● **GIVEN EXERCISE**: Repeat the following material word for word, starting at its first line and ending with the line that contains "plot-border [218, 88, 1731, 1787]", including that line.

● **DATASET EXTRACT**:
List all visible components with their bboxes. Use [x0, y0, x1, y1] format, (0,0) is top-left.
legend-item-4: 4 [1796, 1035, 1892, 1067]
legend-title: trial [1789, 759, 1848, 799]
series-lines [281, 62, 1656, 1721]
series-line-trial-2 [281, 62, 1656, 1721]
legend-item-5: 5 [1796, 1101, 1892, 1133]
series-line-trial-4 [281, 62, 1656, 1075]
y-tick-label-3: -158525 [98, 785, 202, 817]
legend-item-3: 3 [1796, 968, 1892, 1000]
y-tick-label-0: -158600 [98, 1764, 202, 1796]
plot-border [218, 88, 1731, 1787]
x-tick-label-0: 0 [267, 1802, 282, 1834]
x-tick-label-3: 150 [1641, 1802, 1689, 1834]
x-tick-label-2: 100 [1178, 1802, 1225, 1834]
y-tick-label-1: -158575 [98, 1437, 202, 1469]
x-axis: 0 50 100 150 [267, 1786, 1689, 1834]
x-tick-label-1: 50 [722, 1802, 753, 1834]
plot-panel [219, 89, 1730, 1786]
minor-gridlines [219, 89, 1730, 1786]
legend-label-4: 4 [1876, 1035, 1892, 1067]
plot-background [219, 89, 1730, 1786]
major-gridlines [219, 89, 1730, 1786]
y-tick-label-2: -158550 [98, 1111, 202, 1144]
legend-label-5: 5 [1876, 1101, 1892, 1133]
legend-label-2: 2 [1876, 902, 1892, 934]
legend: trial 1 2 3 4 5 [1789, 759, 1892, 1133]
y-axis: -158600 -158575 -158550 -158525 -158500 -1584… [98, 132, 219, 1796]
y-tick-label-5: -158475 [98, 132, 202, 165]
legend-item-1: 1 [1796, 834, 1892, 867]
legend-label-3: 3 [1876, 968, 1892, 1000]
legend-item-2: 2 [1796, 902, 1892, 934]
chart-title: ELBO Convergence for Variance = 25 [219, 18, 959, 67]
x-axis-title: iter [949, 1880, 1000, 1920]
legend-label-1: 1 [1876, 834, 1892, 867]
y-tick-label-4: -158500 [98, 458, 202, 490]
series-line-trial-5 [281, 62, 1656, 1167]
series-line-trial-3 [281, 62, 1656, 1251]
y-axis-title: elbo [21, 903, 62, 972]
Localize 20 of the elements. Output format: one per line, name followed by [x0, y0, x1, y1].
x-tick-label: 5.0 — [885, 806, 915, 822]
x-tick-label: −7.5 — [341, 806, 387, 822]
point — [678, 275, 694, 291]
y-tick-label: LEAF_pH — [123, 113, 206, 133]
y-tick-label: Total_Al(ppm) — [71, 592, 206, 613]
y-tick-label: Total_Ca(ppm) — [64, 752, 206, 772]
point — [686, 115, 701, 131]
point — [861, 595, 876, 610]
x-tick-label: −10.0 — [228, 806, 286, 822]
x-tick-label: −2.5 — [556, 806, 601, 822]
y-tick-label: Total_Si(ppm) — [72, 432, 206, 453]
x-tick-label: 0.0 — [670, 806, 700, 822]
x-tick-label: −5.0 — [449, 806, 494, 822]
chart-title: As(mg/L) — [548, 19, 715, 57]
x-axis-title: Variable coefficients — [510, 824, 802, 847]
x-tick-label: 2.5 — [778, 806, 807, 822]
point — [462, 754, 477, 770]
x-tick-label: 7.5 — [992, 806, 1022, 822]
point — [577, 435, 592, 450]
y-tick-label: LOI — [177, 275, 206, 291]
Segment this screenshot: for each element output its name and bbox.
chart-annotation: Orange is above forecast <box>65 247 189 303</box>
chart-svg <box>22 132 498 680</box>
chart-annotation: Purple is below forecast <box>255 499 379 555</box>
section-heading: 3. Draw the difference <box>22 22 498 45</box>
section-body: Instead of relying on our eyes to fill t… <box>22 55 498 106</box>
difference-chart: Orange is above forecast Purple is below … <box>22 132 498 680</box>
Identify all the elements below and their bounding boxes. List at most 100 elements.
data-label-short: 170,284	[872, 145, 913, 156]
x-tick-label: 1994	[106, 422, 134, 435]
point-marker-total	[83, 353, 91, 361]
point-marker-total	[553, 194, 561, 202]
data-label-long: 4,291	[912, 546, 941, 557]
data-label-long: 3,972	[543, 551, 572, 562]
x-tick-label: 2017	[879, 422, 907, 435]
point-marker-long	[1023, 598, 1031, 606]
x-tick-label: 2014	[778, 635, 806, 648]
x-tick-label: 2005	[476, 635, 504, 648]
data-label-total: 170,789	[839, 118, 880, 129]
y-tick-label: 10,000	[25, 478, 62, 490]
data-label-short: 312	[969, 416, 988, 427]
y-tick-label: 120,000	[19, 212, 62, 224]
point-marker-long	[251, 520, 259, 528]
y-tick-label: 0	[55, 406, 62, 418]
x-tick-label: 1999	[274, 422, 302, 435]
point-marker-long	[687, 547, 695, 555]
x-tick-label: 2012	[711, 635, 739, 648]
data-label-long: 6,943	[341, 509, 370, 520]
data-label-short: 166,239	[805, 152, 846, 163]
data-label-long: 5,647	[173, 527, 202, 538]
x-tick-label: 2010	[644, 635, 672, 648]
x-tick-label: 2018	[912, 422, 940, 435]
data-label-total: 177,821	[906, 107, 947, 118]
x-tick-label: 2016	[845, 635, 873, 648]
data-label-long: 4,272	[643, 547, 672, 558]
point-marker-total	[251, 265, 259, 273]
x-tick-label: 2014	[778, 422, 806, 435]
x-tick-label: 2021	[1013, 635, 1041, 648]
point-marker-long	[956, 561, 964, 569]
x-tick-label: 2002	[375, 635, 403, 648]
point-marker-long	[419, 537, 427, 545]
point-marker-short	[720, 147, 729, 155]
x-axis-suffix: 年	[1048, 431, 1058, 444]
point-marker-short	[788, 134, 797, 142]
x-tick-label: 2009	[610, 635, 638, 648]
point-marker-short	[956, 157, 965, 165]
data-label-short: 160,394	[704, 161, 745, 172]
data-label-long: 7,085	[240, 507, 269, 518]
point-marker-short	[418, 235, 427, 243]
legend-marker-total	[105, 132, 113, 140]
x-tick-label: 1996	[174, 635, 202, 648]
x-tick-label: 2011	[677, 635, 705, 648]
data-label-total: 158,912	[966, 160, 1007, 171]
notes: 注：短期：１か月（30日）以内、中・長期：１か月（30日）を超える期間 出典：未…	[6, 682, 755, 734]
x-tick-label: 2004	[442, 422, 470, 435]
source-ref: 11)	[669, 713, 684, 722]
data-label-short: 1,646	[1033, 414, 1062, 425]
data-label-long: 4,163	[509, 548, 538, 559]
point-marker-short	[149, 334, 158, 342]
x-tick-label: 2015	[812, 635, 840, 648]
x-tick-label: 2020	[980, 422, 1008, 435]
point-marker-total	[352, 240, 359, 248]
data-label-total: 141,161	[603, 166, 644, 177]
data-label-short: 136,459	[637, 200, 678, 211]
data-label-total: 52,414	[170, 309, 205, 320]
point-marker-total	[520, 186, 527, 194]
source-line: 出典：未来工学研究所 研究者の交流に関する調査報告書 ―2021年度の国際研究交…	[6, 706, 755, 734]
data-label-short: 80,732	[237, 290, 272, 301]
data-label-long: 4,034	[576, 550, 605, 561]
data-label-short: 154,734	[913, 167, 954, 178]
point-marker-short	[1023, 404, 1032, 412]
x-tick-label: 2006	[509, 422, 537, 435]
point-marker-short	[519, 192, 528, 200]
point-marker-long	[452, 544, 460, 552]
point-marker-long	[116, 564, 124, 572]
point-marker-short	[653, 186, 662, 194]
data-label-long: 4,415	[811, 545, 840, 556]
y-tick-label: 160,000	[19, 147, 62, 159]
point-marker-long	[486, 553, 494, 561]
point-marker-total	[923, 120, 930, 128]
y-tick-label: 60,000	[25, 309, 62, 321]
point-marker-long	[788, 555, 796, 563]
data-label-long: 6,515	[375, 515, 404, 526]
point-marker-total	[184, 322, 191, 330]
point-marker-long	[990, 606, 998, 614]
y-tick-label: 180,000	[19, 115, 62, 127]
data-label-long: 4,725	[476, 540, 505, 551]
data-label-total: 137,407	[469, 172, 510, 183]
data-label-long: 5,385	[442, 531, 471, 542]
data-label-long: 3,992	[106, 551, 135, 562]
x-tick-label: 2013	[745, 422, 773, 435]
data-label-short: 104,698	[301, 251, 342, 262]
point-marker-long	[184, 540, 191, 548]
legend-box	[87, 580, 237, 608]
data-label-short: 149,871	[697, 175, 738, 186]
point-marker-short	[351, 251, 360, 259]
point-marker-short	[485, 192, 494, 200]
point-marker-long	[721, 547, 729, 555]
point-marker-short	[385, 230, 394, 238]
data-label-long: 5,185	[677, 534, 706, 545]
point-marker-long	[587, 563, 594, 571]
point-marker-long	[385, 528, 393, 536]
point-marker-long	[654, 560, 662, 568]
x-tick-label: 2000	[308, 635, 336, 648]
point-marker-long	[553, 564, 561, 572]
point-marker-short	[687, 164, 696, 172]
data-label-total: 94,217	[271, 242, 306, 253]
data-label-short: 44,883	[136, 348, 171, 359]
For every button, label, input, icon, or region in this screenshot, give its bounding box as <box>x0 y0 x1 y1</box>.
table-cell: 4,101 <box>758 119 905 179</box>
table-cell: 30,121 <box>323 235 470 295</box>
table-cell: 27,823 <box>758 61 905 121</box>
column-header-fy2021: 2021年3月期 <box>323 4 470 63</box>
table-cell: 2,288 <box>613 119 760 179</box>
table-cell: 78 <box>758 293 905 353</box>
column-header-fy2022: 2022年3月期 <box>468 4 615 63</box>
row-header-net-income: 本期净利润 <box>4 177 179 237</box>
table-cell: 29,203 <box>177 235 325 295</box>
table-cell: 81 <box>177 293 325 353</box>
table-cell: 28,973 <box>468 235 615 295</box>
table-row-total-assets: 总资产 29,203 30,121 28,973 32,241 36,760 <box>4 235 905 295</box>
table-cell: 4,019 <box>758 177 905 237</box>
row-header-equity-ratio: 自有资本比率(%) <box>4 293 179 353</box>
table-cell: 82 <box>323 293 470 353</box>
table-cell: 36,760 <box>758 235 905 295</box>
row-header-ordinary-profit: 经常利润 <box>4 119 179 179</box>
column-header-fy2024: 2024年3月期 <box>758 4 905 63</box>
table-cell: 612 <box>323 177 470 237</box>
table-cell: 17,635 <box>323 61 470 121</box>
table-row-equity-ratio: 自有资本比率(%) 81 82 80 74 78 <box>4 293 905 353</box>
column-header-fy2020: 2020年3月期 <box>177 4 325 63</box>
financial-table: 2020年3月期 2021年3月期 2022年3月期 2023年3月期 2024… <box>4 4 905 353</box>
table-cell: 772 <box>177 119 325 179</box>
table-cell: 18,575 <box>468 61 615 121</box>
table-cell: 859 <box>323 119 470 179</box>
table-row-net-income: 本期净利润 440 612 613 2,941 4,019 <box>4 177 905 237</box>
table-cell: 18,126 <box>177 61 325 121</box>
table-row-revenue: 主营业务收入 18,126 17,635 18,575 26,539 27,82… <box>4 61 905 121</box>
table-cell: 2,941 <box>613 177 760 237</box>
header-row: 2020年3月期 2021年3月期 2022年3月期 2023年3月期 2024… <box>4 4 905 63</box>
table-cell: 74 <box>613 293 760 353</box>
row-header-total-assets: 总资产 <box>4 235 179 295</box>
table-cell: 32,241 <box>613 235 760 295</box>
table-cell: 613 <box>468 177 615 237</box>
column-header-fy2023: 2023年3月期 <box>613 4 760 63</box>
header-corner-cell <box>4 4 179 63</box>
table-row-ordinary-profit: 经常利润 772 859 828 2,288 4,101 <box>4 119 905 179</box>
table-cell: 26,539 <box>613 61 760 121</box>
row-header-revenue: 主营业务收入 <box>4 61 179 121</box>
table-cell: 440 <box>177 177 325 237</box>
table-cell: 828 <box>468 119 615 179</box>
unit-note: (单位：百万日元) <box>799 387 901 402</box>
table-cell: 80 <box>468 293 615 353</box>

● **REPLY**:
List all visible components with their bboxes. Use [x0, y0, x1, y1] format, (0,0) is top-left.
legend-item-4: 4 [1796, 1035, 1892, 1067]
legend-title: trial [1789, 759, 1848, 799]
series-lines [281, 62, 1656, 1721]
series-line-trial-2 [281, 62, 1656, 1721]
legend-item-5: 5 [1796, 1101, 1892, 1133]
series-line-trial-4 [281, 62, 1656, 1075]
y-tick-label-3: -158525 [98, 785, 202, 817]
legend-item-3: 3 [1796, 968, 1892, 1000]
y-tick-label-0: -158600 [98, 1764, 202, 1796]
plot-border [218, 88, 1731, 1787]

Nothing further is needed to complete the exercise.